**What you have to do:**
Only the number is wanted: count the lines that contain "Brunetti".

BEGIN Input records

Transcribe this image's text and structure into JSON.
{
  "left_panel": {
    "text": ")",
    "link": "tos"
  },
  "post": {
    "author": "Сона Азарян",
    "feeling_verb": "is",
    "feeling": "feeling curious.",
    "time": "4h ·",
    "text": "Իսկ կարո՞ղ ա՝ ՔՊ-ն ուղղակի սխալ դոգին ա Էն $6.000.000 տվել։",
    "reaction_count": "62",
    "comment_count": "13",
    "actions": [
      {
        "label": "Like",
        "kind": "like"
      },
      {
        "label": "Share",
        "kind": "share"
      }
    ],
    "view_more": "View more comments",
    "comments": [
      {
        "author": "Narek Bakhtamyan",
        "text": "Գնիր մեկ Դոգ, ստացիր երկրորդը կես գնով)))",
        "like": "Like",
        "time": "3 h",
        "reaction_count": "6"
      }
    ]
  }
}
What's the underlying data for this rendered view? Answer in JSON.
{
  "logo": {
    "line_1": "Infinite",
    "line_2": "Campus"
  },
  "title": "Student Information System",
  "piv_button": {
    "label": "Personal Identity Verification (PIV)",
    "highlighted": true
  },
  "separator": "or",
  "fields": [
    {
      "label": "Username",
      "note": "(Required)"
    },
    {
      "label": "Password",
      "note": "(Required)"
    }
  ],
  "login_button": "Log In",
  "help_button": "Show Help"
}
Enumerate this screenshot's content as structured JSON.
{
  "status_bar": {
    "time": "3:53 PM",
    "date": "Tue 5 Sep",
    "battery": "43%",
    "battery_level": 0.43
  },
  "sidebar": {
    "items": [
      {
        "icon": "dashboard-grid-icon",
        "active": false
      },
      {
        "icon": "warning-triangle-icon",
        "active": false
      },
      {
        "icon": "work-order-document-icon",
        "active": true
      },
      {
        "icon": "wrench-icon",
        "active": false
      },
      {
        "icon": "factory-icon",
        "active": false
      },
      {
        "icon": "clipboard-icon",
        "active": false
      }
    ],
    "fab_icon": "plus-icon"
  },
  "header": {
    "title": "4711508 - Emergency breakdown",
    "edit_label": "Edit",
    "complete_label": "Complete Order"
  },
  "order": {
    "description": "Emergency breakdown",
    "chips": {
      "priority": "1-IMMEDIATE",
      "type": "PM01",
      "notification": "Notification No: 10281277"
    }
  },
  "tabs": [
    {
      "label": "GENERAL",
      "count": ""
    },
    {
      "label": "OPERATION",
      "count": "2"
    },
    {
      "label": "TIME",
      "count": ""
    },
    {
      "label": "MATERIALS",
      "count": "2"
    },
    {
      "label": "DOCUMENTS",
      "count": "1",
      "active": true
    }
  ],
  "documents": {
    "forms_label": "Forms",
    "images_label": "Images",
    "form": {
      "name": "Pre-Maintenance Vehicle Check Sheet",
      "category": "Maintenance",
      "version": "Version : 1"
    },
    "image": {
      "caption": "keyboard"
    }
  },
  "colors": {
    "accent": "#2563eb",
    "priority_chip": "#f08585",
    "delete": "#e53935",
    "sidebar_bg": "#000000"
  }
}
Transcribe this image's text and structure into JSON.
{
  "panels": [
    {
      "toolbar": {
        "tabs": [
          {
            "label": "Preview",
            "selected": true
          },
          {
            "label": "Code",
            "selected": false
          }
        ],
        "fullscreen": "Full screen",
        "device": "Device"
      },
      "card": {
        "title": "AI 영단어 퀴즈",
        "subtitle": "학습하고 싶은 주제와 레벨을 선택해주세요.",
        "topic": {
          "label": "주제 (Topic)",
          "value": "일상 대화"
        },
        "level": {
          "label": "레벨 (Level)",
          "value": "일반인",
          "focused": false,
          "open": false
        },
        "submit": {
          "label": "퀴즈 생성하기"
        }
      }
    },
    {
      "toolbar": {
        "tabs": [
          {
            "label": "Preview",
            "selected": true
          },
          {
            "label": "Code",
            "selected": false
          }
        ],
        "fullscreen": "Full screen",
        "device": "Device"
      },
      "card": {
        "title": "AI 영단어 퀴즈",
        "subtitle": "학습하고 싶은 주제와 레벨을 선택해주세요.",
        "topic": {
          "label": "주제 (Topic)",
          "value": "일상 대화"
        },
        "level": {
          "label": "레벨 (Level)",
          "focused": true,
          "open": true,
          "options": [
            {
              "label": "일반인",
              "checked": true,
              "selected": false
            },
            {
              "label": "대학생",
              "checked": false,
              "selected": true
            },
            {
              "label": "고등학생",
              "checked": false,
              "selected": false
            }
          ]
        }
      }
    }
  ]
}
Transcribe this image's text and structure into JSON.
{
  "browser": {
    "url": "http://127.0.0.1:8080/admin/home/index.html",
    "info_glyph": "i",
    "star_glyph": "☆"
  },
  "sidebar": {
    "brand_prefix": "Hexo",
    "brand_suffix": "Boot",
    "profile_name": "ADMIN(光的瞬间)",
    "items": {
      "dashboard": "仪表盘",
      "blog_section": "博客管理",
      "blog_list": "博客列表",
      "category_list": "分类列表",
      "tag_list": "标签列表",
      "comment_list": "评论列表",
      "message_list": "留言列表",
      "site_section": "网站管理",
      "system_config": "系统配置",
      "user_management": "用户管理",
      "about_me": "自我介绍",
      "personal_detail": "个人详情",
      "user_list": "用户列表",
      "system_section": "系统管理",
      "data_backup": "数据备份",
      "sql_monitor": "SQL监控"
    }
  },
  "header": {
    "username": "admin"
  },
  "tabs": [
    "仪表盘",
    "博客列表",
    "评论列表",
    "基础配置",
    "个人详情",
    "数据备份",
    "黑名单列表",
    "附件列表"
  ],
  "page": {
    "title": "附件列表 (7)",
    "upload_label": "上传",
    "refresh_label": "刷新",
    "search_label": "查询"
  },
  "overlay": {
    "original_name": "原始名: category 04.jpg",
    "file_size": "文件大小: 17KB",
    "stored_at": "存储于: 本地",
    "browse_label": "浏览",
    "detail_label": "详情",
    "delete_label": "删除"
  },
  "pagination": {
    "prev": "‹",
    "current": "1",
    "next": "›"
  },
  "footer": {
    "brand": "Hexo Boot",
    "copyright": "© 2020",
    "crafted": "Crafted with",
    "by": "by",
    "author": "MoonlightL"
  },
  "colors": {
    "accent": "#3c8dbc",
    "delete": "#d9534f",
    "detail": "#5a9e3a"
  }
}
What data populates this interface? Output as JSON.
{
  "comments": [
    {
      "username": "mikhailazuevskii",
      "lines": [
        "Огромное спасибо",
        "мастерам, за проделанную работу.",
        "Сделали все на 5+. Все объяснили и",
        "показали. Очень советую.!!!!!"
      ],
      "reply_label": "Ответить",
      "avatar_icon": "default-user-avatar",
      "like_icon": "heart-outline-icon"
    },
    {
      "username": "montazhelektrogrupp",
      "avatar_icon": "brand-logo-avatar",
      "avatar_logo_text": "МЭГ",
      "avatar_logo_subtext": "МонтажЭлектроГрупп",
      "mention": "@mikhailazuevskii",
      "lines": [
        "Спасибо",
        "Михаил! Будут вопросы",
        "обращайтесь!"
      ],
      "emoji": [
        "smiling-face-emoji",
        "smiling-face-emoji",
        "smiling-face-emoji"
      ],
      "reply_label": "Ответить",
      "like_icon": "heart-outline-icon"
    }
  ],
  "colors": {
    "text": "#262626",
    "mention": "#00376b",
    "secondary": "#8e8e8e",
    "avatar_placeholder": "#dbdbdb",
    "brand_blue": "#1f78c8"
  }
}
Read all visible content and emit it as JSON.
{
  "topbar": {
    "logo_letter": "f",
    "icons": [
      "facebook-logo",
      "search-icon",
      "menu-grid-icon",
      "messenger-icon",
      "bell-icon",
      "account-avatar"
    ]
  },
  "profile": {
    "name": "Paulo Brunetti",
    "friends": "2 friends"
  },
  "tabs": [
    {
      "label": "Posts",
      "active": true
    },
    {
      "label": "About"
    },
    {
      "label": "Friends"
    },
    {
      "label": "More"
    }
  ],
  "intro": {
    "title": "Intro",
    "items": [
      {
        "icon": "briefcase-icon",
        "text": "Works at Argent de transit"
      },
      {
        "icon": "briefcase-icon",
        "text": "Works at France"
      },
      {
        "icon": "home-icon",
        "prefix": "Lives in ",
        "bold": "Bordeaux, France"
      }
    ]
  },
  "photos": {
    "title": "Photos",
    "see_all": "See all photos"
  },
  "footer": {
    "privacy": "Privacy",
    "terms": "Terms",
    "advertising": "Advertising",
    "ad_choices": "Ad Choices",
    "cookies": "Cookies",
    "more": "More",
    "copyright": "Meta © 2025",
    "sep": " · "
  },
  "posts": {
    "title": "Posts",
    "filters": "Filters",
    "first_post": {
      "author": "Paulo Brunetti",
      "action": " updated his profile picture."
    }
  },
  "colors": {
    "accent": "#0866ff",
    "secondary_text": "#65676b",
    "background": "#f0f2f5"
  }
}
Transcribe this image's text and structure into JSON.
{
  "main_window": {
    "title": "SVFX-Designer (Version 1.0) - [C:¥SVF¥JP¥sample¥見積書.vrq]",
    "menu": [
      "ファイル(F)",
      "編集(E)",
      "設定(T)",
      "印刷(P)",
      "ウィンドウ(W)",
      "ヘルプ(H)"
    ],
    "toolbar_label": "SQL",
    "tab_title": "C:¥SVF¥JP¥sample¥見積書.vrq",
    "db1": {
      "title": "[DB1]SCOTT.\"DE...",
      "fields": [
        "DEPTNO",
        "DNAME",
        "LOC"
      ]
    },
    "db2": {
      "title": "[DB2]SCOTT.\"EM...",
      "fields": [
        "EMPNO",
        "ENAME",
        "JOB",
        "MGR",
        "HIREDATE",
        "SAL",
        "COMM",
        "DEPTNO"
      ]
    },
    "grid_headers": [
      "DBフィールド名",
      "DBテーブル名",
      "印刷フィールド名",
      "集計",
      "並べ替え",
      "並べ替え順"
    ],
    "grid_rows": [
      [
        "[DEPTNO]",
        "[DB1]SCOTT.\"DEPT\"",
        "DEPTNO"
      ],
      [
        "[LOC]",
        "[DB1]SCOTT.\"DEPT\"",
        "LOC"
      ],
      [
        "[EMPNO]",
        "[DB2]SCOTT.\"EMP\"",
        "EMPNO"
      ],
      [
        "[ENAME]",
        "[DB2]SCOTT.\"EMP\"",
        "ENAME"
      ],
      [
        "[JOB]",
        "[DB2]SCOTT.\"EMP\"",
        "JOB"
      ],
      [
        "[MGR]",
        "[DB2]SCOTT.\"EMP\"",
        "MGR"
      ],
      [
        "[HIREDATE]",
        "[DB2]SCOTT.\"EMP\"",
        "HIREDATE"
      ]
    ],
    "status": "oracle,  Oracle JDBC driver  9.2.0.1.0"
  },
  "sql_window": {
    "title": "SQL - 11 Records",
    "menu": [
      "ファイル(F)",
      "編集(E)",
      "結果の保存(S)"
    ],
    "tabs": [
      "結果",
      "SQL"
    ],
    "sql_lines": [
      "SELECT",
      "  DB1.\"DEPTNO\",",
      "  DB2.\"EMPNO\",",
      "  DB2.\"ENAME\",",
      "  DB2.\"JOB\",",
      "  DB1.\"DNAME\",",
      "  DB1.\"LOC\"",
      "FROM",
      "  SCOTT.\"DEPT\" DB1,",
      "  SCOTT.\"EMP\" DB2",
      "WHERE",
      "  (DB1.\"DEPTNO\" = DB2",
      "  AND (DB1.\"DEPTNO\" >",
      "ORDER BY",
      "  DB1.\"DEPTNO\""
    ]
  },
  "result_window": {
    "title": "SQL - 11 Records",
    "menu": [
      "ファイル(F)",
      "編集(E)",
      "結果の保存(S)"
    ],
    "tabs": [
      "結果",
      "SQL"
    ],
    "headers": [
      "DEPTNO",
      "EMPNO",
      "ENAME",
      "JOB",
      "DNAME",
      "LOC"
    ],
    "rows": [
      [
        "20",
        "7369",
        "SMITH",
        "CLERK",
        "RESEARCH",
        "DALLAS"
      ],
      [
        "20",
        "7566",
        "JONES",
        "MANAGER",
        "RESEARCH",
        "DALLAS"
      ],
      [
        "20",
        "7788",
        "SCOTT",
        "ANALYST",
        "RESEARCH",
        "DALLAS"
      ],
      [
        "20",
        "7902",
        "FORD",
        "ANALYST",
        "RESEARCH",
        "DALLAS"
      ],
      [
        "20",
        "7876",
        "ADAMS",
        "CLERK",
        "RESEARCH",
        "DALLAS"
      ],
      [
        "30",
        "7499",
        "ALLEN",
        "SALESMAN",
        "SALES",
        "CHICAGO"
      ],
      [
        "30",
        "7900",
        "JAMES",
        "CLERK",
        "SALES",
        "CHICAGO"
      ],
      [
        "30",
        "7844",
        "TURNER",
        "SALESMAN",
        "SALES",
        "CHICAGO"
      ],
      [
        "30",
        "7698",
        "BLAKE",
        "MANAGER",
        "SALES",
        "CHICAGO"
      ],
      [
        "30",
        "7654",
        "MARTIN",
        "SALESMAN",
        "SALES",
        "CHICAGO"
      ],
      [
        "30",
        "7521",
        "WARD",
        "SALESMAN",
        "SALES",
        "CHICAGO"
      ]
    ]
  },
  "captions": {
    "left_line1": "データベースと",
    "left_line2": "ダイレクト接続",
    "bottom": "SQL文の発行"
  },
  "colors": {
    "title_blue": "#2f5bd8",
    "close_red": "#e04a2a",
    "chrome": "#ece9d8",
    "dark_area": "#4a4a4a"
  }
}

END Input records

**Written response:**
2